Short problem:
Gather the lines from the material that contain "screenshot".

(Data excerpts)

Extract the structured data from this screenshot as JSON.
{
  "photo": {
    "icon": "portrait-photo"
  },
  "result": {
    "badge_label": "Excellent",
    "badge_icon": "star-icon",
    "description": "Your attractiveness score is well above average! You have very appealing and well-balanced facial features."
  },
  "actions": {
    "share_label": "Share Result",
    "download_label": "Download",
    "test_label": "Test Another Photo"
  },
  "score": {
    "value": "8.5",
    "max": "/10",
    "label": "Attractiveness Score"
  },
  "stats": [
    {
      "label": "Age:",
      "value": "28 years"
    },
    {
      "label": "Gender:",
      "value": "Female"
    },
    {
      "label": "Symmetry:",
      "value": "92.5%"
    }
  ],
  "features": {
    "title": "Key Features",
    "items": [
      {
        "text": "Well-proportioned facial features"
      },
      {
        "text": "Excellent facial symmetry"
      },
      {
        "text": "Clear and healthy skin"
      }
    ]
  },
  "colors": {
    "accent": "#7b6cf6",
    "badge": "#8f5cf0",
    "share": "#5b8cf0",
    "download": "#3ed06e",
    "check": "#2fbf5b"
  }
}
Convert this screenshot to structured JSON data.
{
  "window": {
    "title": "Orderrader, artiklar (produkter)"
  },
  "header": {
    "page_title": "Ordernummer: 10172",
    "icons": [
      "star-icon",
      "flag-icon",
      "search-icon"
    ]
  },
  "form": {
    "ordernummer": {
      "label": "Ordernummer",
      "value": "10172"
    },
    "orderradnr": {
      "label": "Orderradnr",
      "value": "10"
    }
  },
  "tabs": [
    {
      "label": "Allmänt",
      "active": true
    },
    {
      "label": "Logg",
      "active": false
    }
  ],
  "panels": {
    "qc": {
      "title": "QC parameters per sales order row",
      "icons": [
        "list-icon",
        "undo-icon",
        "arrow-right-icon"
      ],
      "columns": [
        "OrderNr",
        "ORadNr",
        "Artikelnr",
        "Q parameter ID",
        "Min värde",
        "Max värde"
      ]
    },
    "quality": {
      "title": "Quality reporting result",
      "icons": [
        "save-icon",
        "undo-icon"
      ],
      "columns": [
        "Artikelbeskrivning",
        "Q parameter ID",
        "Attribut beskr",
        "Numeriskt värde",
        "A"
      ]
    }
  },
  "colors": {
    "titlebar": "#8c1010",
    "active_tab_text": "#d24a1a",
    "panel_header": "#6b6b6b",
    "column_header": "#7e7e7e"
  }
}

Solution for this task:
Extract the structured data from this screenshot as JSON.
Convert this screenshot to structured JSON data.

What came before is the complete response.